→ Set task:
Find the lines below that contain the string "Uudenmaan". Copy each one.

[Stored data entries]
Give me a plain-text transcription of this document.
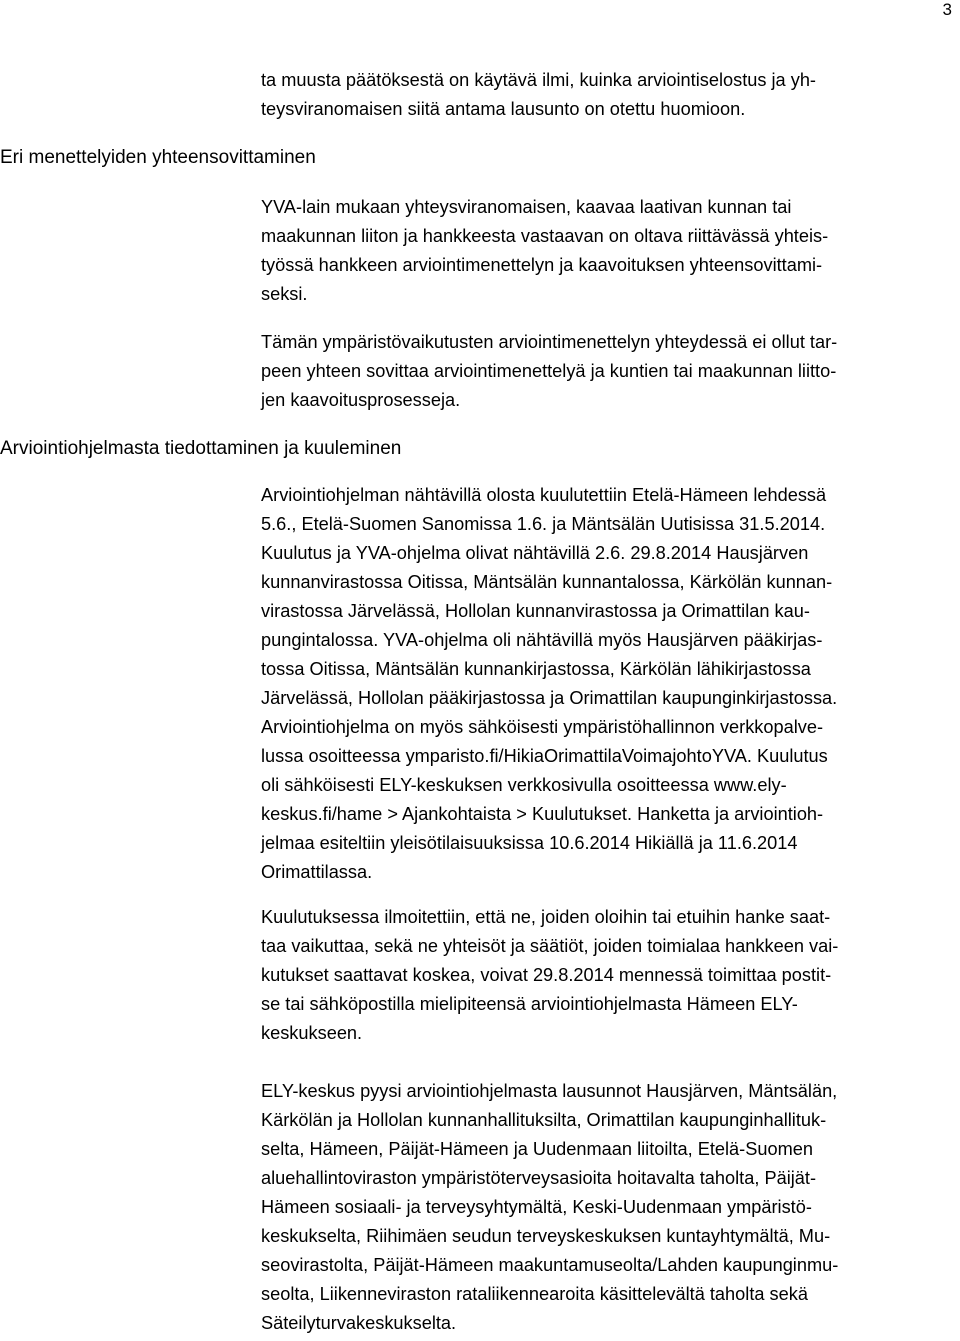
3
ta muusta päätöksestä on käytävä ilmi, kuinka arviointiselostus ja yh-
teysviranomaisen siitä antama lausunto on otettu huomioon.
Eri menettelyiden yhteensovittaminen
YVA-lain mukaan yhteysviranomaisen, kaavaa laativan kunnan tai
maakunnan liiton ja hankkeesta vastaavan on oltava riittävässä yhteis-
työssä hankkeen arviointimenettelyn ja kaavoituksen yhteensovittami-
seksi.
Tämän ympäristövaikutusten arviointimenettelyn yhteydessä ei ollut tar-
peen yhteen sovittaa arviointimenettelyä ja kuntien tai maakunnan liitto-
jen kaavoitusprosesseja.
Arviointiohjelmasta tiedottaminen ja kuuleminen
Arviointiohjelman nähtävillä olosta kuulutettiin Etelä-Hämeen lehdessä
5.6., Etelä-Suomen Sanomissa 1.6. ja Mäntsälän Uutisissa 31.5.2014.
Kuulutus ja YVA-ohjelma olivat nähtävillä 2.6. 29.8.2014 Hausjärven
kunnanvirastossa Oitissa, Mäntsälän kunnantalossa, Kärkölän kunnan-
virastossa Järvelässä, Hollolan kunnanvirastossa ja Orimattilan kau-
pungintalossa. YVA-ohjelma oli nähtävillä myös Hausjärven pääkirjas-
tossa Oitissa, Mäntsälän kunnankirjastossa, Kärkölän lähikirjastossa
Järvelässä, Hollolan pääkirjastossa ja Orimattilan kaupunginkirjastossa.
Arviointiohjelma on myös sähköisesti ympäristöhallinnon verkkopalve-
lussa osoitteessa ymparisto.fi/HikiaOrimattilaVoimajohtoYVA. Kuulutus
oli sähköisesti ELY-keskuksen verkkosivulla osoitteessa www.ely-
keskus.fi/hame > Ajankohtaista > Kuulutukset. Hanketta ja arviointioh-
jelmaa esiteltiin yleisötilaisuuksissa 10.6.2014 Hikiällä ja 11.6.2014
Orimattilassa.
Kuulutuksessa ilmoitettiin, että ne, joiden oloihin tai etuihin hanke saat-
taa vaikuttaa, sekä ne yhteisöt ja säätiöt, joiden toimialaa hankkeen vai-
kutukset saattavat koskea, voivat 29.8.2014 mennessä toimittaa postit-
se tai sähköpostilla mielipiteensä arviointiohjelmasta Hämeen ELY-
keskukseen.
ELY-keskus pyysi arviointiohjelmasta lausunnot Hausjärven, Mäntsälän,
Kärkölän ja Hollolan kunnanhallituksilta, Orimattilan kaupunginhallituk-
selta, Hämeen, Päijät-Hämeen ja Uudenmaan liitoilta, Etelä-Suomen
aluehallintoviraston ympäristöterveysasioita hoitavalta taholta, Päijät-
Hämeen sosiaali- ja terveysyhtymältä, Keski-Uudenmaan ympäristö-
keskukselta, Riihimäen seudun terveyskeskuksen kuntayhtymältä, Mu-
seovirastolta, Päijät-Hämeen maakuntamuseolta/Lahden kaupunginmu-
seolta, Liikenneviraston rataliikennearoita käsittelevältä taholta sekä
Säteilyturvakeskukselta.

→ Written solution:
selta, Hämeen, Päijät-Hämeen ja Uudenmaan liitoilta, Etelä-Suomen
Hämeen sosiaali- ja terveysyhtymältä, Keski-Uudenmaan ympäristö-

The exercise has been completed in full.